• [Exercise details]:
What follows is a block of records; restate each one word for word.

• [Source records]:
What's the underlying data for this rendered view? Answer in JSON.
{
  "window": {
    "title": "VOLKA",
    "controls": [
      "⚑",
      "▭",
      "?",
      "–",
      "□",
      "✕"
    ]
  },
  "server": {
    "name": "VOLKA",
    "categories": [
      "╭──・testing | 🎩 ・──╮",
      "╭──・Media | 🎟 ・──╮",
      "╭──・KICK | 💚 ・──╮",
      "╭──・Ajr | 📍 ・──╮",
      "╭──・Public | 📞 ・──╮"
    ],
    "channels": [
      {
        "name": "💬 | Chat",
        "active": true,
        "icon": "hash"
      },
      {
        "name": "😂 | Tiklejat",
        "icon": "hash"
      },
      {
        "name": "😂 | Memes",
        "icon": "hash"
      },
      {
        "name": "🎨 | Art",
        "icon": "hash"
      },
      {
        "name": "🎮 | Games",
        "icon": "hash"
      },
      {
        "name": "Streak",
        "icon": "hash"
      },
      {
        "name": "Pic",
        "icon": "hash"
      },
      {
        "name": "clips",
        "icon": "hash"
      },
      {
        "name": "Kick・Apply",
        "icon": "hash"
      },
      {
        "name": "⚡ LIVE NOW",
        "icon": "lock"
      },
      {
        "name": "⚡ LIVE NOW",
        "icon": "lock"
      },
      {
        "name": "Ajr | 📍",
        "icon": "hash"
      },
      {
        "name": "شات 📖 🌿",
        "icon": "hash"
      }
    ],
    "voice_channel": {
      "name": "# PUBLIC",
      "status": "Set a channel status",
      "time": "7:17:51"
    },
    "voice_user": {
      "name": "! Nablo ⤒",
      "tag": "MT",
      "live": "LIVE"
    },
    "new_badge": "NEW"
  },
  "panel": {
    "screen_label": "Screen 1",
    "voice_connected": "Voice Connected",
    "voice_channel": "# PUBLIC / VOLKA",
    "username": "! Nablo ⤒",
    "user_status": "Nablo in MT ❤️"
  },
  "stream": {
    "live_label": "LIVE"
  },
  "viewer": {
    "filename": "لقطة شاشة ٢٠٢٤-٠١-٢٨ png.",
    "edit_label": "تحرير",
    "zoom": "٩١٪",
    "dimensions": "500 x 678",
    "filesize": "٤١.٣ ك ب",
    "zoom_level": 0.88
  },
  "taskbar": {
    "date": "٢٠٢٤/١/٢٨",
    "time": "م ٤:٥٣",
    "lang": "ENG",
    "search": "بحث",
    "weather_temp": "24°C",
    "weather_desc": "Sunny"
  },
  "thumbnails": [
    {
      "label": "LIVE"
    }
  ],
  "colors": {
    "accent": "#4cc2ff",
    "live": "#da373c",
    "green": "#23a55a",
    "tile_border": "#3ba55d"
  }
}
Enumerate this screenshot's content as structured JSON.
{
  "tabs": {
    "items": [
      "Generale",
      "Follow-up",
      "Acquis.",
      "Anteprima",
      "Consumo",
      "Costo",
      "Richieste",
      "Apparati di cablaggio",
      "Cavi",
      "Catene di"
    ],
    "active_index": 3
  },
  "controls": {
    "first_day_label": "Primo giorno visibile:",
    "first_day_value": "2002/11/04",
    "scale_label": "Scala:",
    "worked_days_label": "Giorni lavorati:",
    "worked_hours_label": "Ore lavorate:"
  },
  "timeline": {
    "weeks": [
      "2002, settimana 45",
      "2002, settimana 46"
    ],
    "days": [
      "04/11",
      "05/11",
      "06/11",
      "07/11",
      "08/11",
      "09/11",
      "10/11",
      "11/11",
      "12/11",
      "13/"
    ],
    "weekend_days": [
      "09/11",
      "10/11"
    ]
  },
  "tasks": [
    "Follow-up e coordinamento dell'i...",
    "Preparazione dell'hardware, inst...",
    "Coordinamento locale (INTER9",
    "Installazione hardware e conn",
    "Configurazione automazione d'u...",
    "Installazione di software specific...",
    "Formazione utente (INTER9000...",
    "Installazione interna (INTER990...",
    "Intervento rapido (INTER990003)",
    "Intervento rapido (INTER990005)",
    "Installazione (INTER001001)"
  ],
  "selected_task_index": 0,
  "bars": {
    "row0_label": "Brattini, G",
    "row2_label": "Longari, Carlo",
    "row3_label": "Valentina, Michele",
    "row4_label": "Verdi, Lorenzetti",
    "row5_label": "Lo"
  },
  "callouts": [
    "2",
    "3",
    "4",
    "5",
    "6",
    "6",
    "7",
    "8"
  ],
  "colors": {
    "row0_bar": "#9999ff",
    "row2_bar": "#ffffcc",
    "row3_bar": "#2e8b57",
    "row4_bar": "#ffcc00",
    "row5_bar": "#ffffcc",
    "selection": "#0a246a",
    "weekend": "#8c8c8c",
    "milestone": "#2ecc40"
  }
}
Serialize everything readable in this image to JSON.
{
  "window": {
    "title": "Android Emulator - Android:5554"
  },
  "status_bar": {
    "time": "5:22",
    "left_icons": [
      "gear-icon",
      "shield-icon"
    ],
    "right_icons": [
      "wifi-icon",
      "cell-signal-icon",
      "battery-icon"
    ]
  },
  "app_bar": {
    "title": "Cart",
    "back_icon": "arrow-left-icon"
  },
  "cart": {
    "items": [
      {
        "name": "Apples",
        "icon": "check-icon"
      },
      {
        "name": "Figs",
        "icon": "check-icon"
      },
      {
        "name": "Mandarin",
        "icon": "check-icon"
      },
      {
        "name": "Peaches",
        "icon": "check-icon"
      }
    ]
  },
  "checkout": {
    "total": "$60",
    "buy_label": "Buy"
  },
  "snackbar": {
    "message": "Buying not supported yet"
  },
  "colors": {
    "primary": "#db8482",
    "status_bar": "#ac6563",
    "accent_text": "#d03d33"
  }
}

• [Final answer]:
What's the underlying data for this rendered view? Answer in JSON.
{
  "window": {
    "title": "VOLKA",
    "controls": [
      "⚑",
      "▭",
      "?",
      "–",
      "□",
      "✕"
    ]
  },
  "server": {
    "name": "VOLKA",
    "categories": [
      "╭──・testing | 🎩 ・──╮",
      "╭──・Media | 🎟 ・──╮",
      "╭──・KICK | 💚 ・──╮",
      "╭──・Ajr | 📍 ・──╮",
      "╭──・Public | 📞 ・──╮"
    ],
    "channels": [
      {
        "name": "💬 | Chat",
        "active": true,
        "icon": "hash"
      },
      {
        "name": "😂 | Tiklejat",
        "icon": "hash"
      },
      {
        "name": "😂 | Memes",
        "icon": "hash"
      },
      {
        "name": "🎨 | Art",
        "icon": "hash"
      },
      {
        "name": "🎮 | Games",
        "icon": "hash"
      },
      {
        "name": "Streak",
        "icon": "hash"
      },
      {
        "name": "Pic",
        "icon": "hash"
      },
      {
        "name": "clips",
        "icon": "hash"
      },
      {
        "name": "Kick・Apply",
        "icon": "hash"
      },
      {
        "name": "⚡ LIVE NOW",
        "icon": "lock"
      },
      {
        "name": "⚡ LIVE NOW",
        "icon": "lock"
      },
      {
        "name": "Ajr | 📍",
        "icon": "hash"
      },
      {
        "name": "شات 📖 🌿",
        "icon": "hash"
      }
    ],
    "voice_channel": {
      "name": "# PUBLIC",
      "status": "Set a channel status",
      "time": "7:17:51"
    },
    "voice_user": {
      "name": "! Nablo ⤒",
      "tag": "MT",
      "live": "LIVE"
    },
    "new_badge": "NEW"
  },
  "panel": {
    "screen_label": "Screen 1",
    "voice_connected": "Voice Connected",
    "voice_channel": "# PUBLIC / VOLKA",
    "username": "! Nablo ⤒",
    "user_status": "Nablo in MT ❤️"
  },
  "stream": {
    "live_label": "LIVE"
  },
  "viewer": {
    "filename": "لقطة شاشة ٢٠٢٤-٠١-٢٨ png.",
    "edit_label": "تحرير",
    "zoom": "٩١٪",
    "dimensions": "500 x 678",
    "filesize": "٤١.٣ ك ب",
    "zoom_level": 0.88
  },
  "taskbar": {
    "date": "٢٠٢٤/١/٢٨",
    "time": "م ٤:٥٣",
    "lang": "ENG",
    "search": "بحث",
    "weather_temp": "24°C",
    "weather_desc": "Sunny"
  },
  "thumbnails": [
    {
      "label": "LIVE"
    }
  ],
  "colors": {
    "accent": "#4cc2ff",
    "live": "#da373c",
    "green": "#23a55a",
    "tile_border": "#3ba55d"
  }
}
Enumerate this screenshot's content as structured JSON.
{
  "tabs": {
    "items": [
      "Generale",
      "Follow-up",
      "Acquis.",
      "Anteprima",
      "Consumo",
      "Costo",
      "Richieste",
      "Apparati di cablaggio",
      "Cavi",
      "Catene di"
    ],
    "active_index": 3
  },
  "controls": {
    "first_day_label": "Primo giorno visibile:",
    "first_day_value": "2002/11/04",
    "scale_label": "Scala:",
    "worked_days_label": "Giorni lavorati:",
    "worked_hours_label": "Ore lavorate:"
  },
  "timeline": {
    "weeks": [
      "2002, settimana 45",
      "2002, settimana 46"
    ],
    "days": [
      "04/11",
      "05/11",
      "06/11",
      "07/11",
      "08/11",
      "09/11",
      "10/11",
      "11/11",
      "12/11",
      "13/"
    ],
    "weekend_days": [
      "09/11",
      "10/11"
    ]
  },
  "tasks": [
    "Follow-up e coordinamento dell'i...",
    "Preparazione dell'hardware, inst...",
    "Coordinamento locale (INTER9",
    "Installazione hardware e conn",
    "Configurazione automazione d'u...",
    "Installazione di software specific...",
    "Formazione utente (INTER9000...",
    "Installazione interna (INTER990...",
    "Intervento rapido (INTER990003)",
    "Intervento rapido (INTER990005)",
    "Installazione (INTER001001)"
  ],
  "selected_task_index": 0,
  "bars": {
    "row0_label": "Brattini, G",
    "row2_label": "Longari, Carlo",
    "row3_label": "Valentina, Michele",
    "row4_label": "Verdi, Lorenzetti",
    "row5_label": "Lo"
  },
  "callouts": [
    "2",
    "3",
    "4",
    "5",
    "6",
    "6",
    "7",
    "8"
  ],
  "colors": {
    "row0_bar": "#9999ff",
    "row2_bar": "#ffffcc",
    "row3_bar": "#2e8b57",
    "row4_bar": "#ffcc00",
    "row5_bar": "#ffffcc",
    "selection": "#0a246a",
    "weekend": "#8c8c8c",
    "milestone": "#2ecc40"
  }
}
Serialize everything readable in this image to JSON.
{
  "window": {
    "title": "Android Emulator - Android:5554"
  },
  "status_bar": {
    "time": "5:22",
    "left_icons": [
      "gear-icon",
      "shield-icon"
    ],
    "right_icons": [
      "wifi-icon",
      "cell-signal-icon",
      "battery-icon"
    ]
  },
  "app_bar": {
    "title": "Cart",
    "back_icon": "arrow-left-icon"
  },
  "cart": {
    "items": [
      {
        "name": "Apples",
        "icon": "check-icon"
      },
      {
        "name": "Figs",
        "icon": "check-icon"
      },
      {
        "name": "Mandarin",
        "icon": "check-icon"
      },
      {
        "name": "Peaches",
        "icon": "check-icon"
      }
    ]
  },
  "checkout": {
    "total": "$60",
    "buy_label": "Buy"
  },
  "snackbar": {
    "message": "Buying not supported yet"
  },
  "colors": {
    "primary": "#db8482",
    "status_bar": "#ac6563",
    "accent_text": "#d03d33"
  }
}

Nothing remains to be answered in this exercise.